** start EXTRACTED MATERIAL **
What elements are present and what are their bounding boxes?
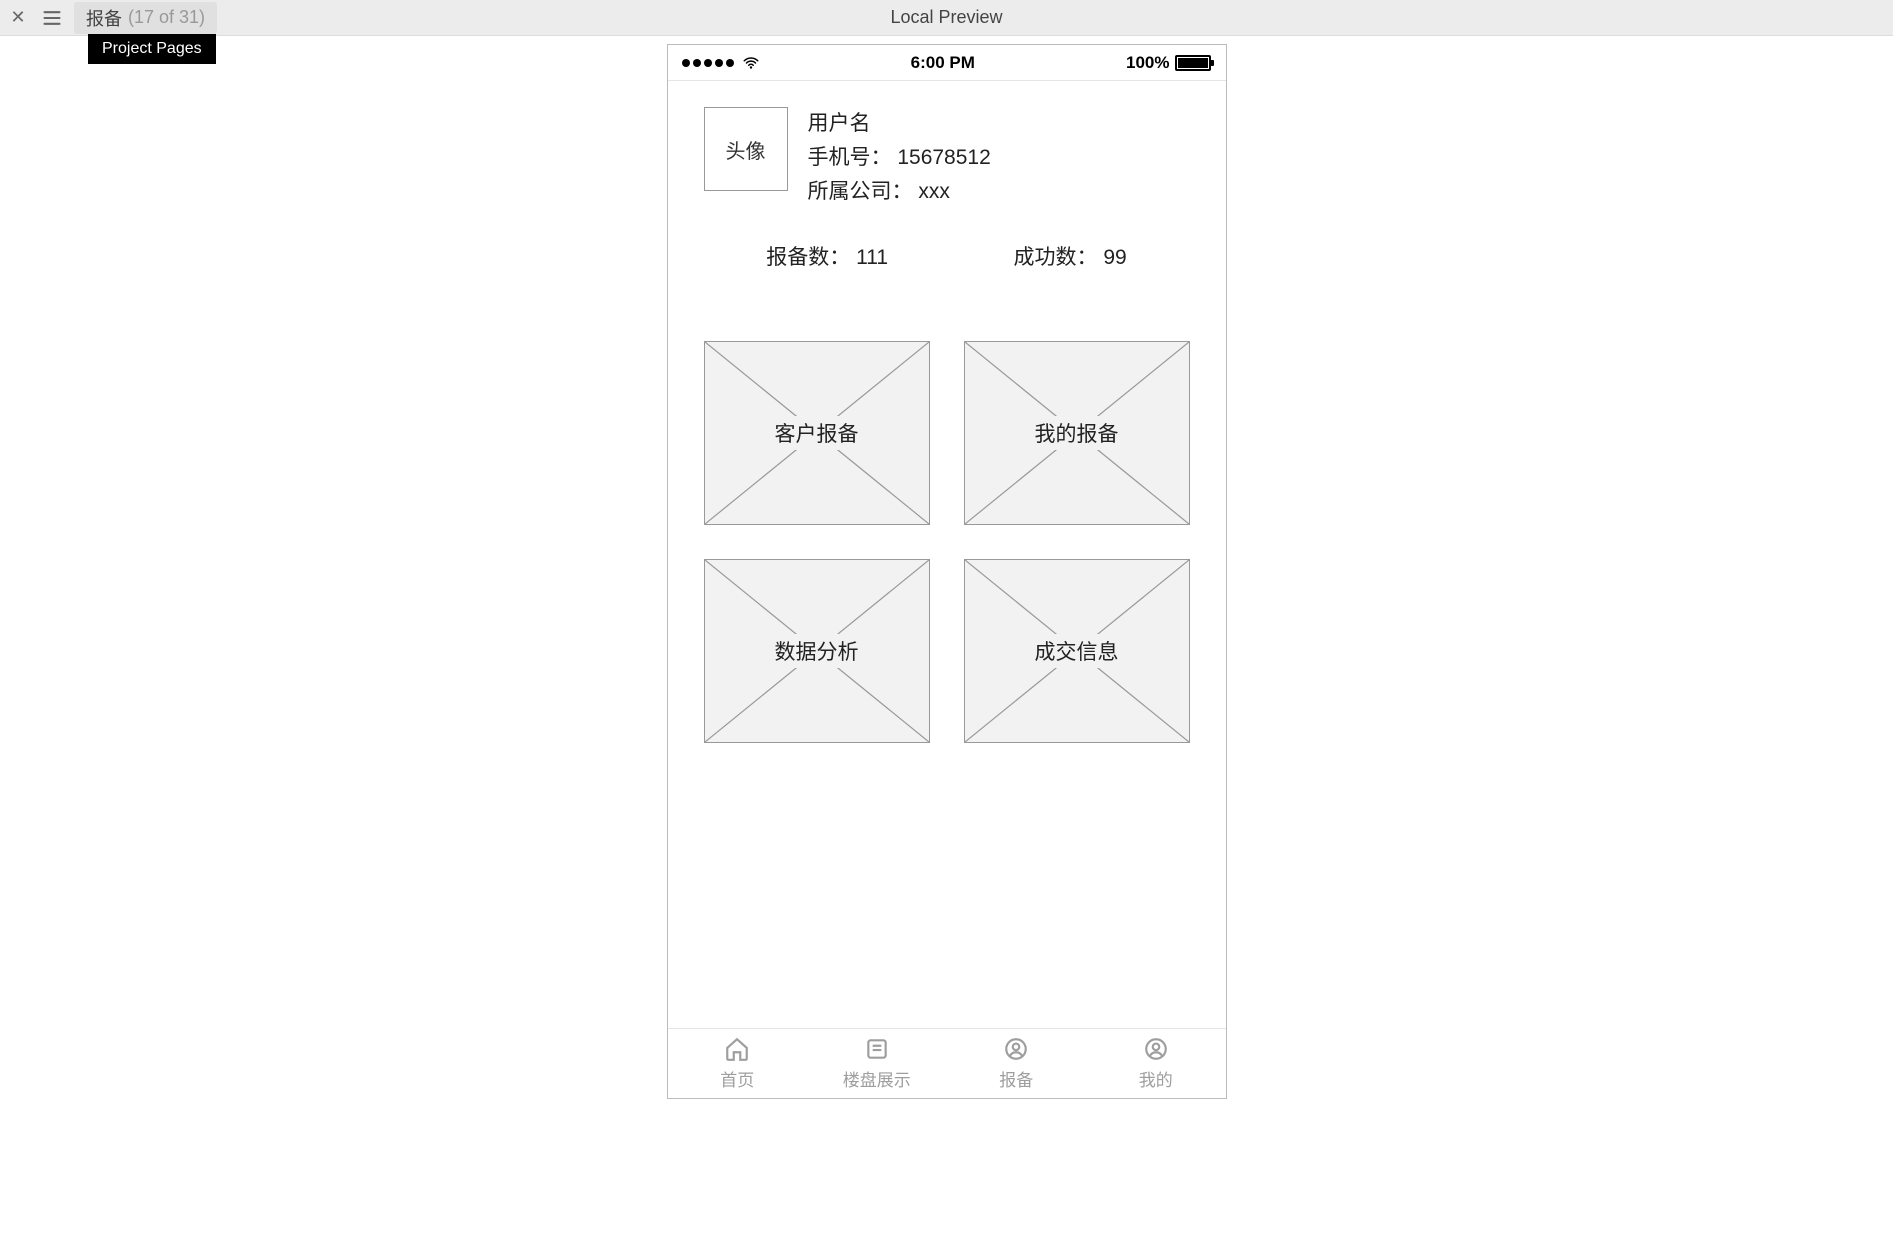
page-tab[interactable]: 报备 (17 of 31) [74, 2, 217, 34]
stat-success: 成功数： 99 [1014, 241, 1127, 271]
close-icon: ✕ [10, 7, 25, 28]
app-toolbar: ✕ 报备 (17 of 31) Local Preview [0, 0, 1893, 36]
nav-label: 首页 [720, 1066, 754, 1091]
battery-percent: 100% [1126, 53, 1169, 73]
nav-report[interactable]: 报备 [947, 1029, 1087, 1098]
profile-phone-row: 手机号： 15678512 [808, 141, 991, 171]
profile-phone-value: 15678512 [897, 146, 990, 169]
stats-row: 报备数： 111 成功数： 99 [704, 241, 1190, 271]
nav-label: 报备 [999, 1066, 1033, 1091]
avatar-placeholder[interactable]: 头像 [704, 107, 788, 191]
profile-username: 用户名 [808, 107, 991, 137]
nav-label: 楼盘展示 [843, 1066, 911, 1091]
user-icon [1003, 1036, 1029, 1062]
nav-home[interactable]: 首页 [668, 1029, 808, 1098]
wifi-icon [742, 54, 760, 72]
nav-mine[interactable]: 我的 [1086, 1029, 1226, 1098]
stat-report-value: 111 [856, 246, 888, 269]
user-icon [1143, 1036, 1169, 1062]
tile-label: 我的报备 [1029, 416, 1125, 450]
profile-company-row: 所属公司： xxx [808, 175, 991, 205]
profile-info: 用户名 手机号： 15678512 所属公司： xxx [808, 107, 991, 209]
profile-section: 头像 用户名 手机号： 15678512 所属公司： xxx [704, 107, 1190, 209]
bottom-nav: 首页 楼盘展示 报备 我的 [668, 1028, 1226, 1098]
stat-report-label: 报备数： [766, 246, 850, 269]
stat-success-value: 99 [1103, 246, 1126, 269]
status-time: 6:00 PM [911, 53, 975, 73]
tile-data-analysis[interactable]: 数据分析 [704, 559, 930, 743]
list-icon [864, 1036, 890, 1062]
home-icon [724, 1036, 750, 1062]
tile-grid: 客户报备 我的报备 数据分析 成交信息 [704, 341, 1190, 743]
project-pages-tooltip: Project Pages [88, 34, 216, 64]
avatar-label: 头像 [726, 135, 766, 164]
tab-title: 报备 [86, 5, 122, 31]
preview-canvas: 6:00 PM 100% 头像 用户名 手机号： 15678512 [0, 36, 1893, 1245]
hamburger-icon [42, 8, 62, 28]
phone-status-bar: 6:00 PM 100% [668, 45, 1226, 81]
nav-label: 我的 [1139, 1066, 1173, 1091]
preview-mode-label: Local Preview [890, 7, 1002, 28]
signal-dots-icon [682, 59, 734, 67]
toolbar-left: ✕ 报备 (17 of 31) [0, 2, 217, 34]
nav-buildings[interactable]: 楼盘展示 [807, 1029, 947, 1098]
close-button[interactable]: ✕ [6, 6, 30, 30]
phone-frame: 6:00 PM 100% 头像 用户名 手机号： 15678512 [667, 44, 1227, 1099]
phone-body: 头像 用户名 手机号： 15678512 所属公司： xxx 报备数： [668, 81, 1226, 1028]
status-right: 100% [1126, 53, 1211, 73]
project-pages-menu-button[interactable] [38, 4, 66, 32]
status-left [682, 54, 760, 72]
profile-company-value: xxx [918, 180, 950, 203]
tile-deal-info[interactable]: 成交信息 [964, 559, 1190, 743]
tile-label: 成交信息 [1029, 634, 1125, 668]
profile-company-label: 所属公司： [808, 180, 913, 203]
stat-success-label: 成功数： [1014, 246, 1098, 269]
tab-counter: (17 of 31) [128, 7, 205, 28]
tile-my-report[interactable]: 我的报备 [964, 341, 1190, 525]
tile-customer-report[interactable]: 客户报备 [704, 341, 930, 525]
stat-report: 报备数： 111 [766, 241, 888, 271]
tile-label: 客户报备 [769, 416, 865, 450]
profile-phone-label: 手机号： [808, 146, 892, 169]
battery-icon [1175, 55, 1211, 71]
tile-label: 数据分析 [769, 634, 865, 668]
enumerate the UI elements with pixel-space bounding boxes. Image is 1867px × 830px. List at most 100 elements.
** end EXTRACTED MATERIAL **
Reproduce every entry above verbatim, omitting the picture placeholders.

What elements are present and what are their bounding boxes?
page-tab[interactable]: 报备 (17 of 31) [74, 2, 217, 34]
stat-success: 成功数： 99 [1014, 241, 1127, 271]
close-icon: ✕ [10, 7, 25, 28]
app-toolbar: ✕ 报备 (17 of 31) Local Preview [0, 0, 1893, 36]
nav-label: 首页 [720, 1066, 754, 1091]
battery-percent: 100% [1126, 53, 1169, 73]
nav-report[interactable]: 报备 [947, 1029, 1087, 1098]
profile-phone-row: 手机号： 15678512 [808, 141, 991, 171]
profile-phone-value: 15678512 [897, 146, 990, 169]
stats-row: 报备数： 111 成功数： 99 [704, 241, 1190, 271]
nav-label: 报备 [999, 1066, 1033, 1091]
avatar-placeholder[interactable]: 头像 [704, 107, 788, 191]
profile-username: 用户名 [808, 107, 991, 137]
nav-label: 楼盘展示 [843, 1066, 911, 1091]
user-icon [1003, 1036, 1029, 1062]
nav-home[interactable]: 首页 [668, 1029, 808, 1098]
wifi-icon [742, 54, 760, 72]
nav-mine[interactable]: 我的 [1086, 1029, 1226, 1098]
stat-report-value: 111 [856, 246, 888, 269]
user-icon [1143, 1036, 1169, 1062]
tile-label: 我的报备 [1029, 416, 1125, 450]
profile-company-row: 所属公司： xxx [808, 175, 991, 205]
profile-info: 用户名 手机号： 15678512 所属公司： xxx [808, 107, 991, 209]
profile-section: 头像 用户名 手机号： 15678512 所属公司： xxx [704, 107, 1190, 209]
bottom-nav: 首页 楼盘展示 报备 我的 [668, 1028, 1226, 1098]
stat-report-label: 报备数： [766, 246, 850, 269]
stat-success-value: 99 [1103, 246, 1126, 269]
status-time: 6:00 PM [911, 53, 975, 73]
tile-data-analysis[interactable]: 数据分析 [704, 559, 930, 743]
list-icon [864, 1036, 890, 1062]
home-icon [724, 1036, 750, 1062]
tile-grid: 客户报备 我的报备 数据分析 成交信息 [704, 341, 1190, 743]
project-pages-tooltip: Project Pages [88, 34, 216, 64]
avatar-label: 头像 [726, 135, 766, 164]
tab-title: 报备 [86, 5, 122, 31]
preview-canvas: 6:00 PM 100% 头像 用户名 手机号： 15678512 [0, 36, 1893, 1245]
hamburger-icon [42, 8, 62, 28]
phone-status-bar: 6:00 PM 100% [668, 45, 1226, 81]
nav-label: 我的 [1139, 1066, 1173, 1091]
preview-mode-label: Local Preview [890, 7, 1002, 28]
signal-dots-icon [682, 59, 734, 67]
toolbar-left: ✕ 报备 (17 of 31) [0, 2, 217, 34]
nav-buildings[interactable]: 楼盘展示 [807, 1029, 947, 1098]
close-button[interactable]: ✕ [6, 6, 30, 30]
phone-frame: 6:00 PM 100% 头像 用户名 手机号： 15678512 [667, 44, 1227, 1099]
phone-body: 头像 用户名 手机号： 15678512 所属公司： xxx 报备数： [668, 81, 1226, 1028]
status-right: 100% [1126, 53, 1211, 73]
project-pages-menu-button[interactable] [38, 4, 66, 32]
status-left [682, 54, 760, 72]
profile-company-value: xxx [918, 180, 950, 203]
tile-deal-info[interactable]: 成交信息 [964, 559, 1190, 743]
tile-label: 成交信息 [1029, 634, 1125, 668]
profile-company-label: 所属公司： [808, 180, 913, 203]
stat-success-label: 成功数： [1014, 246, 1098, 269]
tab-counter: (17 of 31) [128, 7, 205, 28]
tile-my-report[interactable]: 我的报备 [964, 341, 1190, 525]
tile-customer-report[interactable]: 客户报备 [704, 341, 930, 525]
stat-report: 报备数： 111 [766, 241, 888, 271]
tile-label: 客户报备 [769, 416, 865, 450]
profile-phone-label: 手机号： [808, 146, 892, 169]
battery-icon [1175, 55, 1211, 71]
tile-label: 数据分析 [769, 634, 865, 668]
enumerate the UI elements with pixel-space bounding boxes. Image is 1867px × 830px. List at most 100 elements.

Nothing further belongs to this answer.